__WHAT TO WORK ON__
Present the following data again exactly as it is shown.

__LISTED ENTRIES__
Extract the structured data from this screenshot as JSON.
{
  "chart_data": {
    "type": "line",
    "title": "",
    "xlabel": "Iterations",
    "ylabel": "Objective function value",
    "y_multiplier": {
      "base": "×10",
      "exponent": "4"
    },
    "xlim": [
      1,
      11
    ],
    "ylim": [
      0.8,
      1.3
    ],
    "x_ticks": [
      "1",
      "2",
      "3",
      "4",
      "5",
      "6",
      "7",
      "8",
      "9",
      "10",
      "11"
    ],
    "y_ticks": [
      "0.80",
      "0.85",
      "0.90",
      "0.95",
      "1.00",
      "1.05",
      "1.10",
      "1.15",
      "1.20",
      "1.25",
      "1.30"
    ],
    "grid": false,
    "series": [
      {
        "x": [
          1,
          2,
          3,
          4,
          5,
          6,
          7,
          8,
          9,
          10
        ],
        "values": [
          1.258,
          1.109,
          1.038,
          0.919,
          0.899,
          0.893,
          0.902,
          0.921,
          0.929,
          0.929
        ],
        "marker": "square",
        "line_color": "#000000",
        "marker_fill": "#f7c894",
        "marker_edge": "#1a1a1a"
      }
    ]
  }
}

__REPLY__
Extract the structured data from this screenshot as JSON.
{
  "chart_data": {
    "type": "line",
    "title": "",
    "xlabel": "Iterations",
    "ylabel": "Objective function value",
    "y_multiplier": {
      "base": "×10",
      "exponent": "4"
    },
    "xlim": [
      1,
      11
    ],
    "ylim": [
      0.8,
      1.3
    ],
    "x_ticks": [
      "1",
      "2",
      "3",
      "4",
      "5",
      "6",
      "7",
      "8",
      "9",
      "10",
      "11"
    ],
    "y_ticks": [
      "0.80",
      "0.85",
      "0.90",
      "0.95",
      "1.00",
      "1.05",
      "1.10",
      "1.15",
      "1.20",
      "1.25",
      "1.30"
    ],
    "grid": false,
    "series": [
      {
        "x": [
          1,
          2,
          3,
          4,
          5,
          6,
          7,
          8,
          9,
          10
        ],
        "values": [
          1.258,
          1.109,
          1.038,
          0.919,
          0.899,
          0.893,
          0.902,
          0.921,
          0.929,
          0.929
        ],
        "marker": "square",
        "line_color": "#000000",
        "marker_fill": "#f7c894",
        "marker_edge": "#1a1a1a"
      }
    ]
  }
}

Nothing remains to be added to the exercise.